» **Input for this task**:

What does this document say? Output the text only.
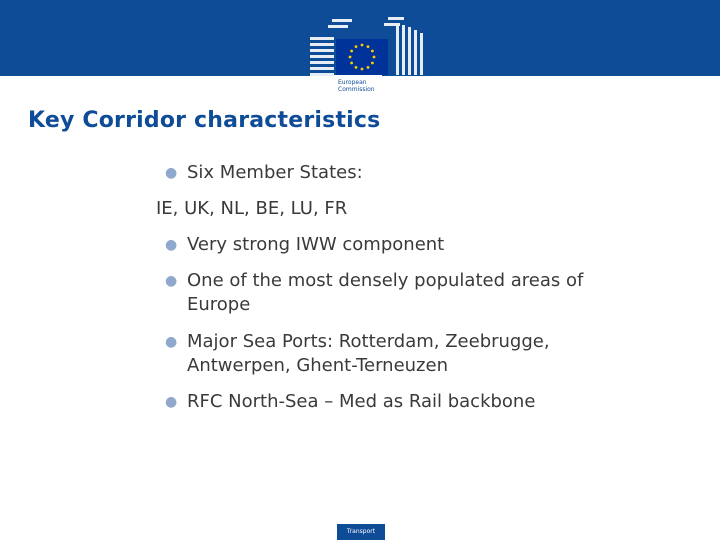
European
Commission
Key Corridor characteristics
● Six Member States:
IE, UK, NL, BE, LU, FR
● Very strong IWW component
● One of the most densely populated areas of Europe
● Major Sea Ports: Rotterdam, Zeebrugge, Antwerpen, Ghent-Terneuzen
● RFC North-Sea – Med as Rail backbone
Transport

» **Exercise**:
Exclude the pictures and transcribe all of the entries exactly.

» **Written reply**:
What does this document say? Output the text only.
European
Commission
Key Corridor characteristics
● Six Member States:
IE, UK, NL, BE, LU, FR
● Very strong IWW component
● One of the most densely populated areas of Europe
● Major Sea Ports: Rotterdam, Zeebrugge, Antwerpen, Ghent-Terneuzen
● RFC North-Sea – Med as Rail backbone
Transport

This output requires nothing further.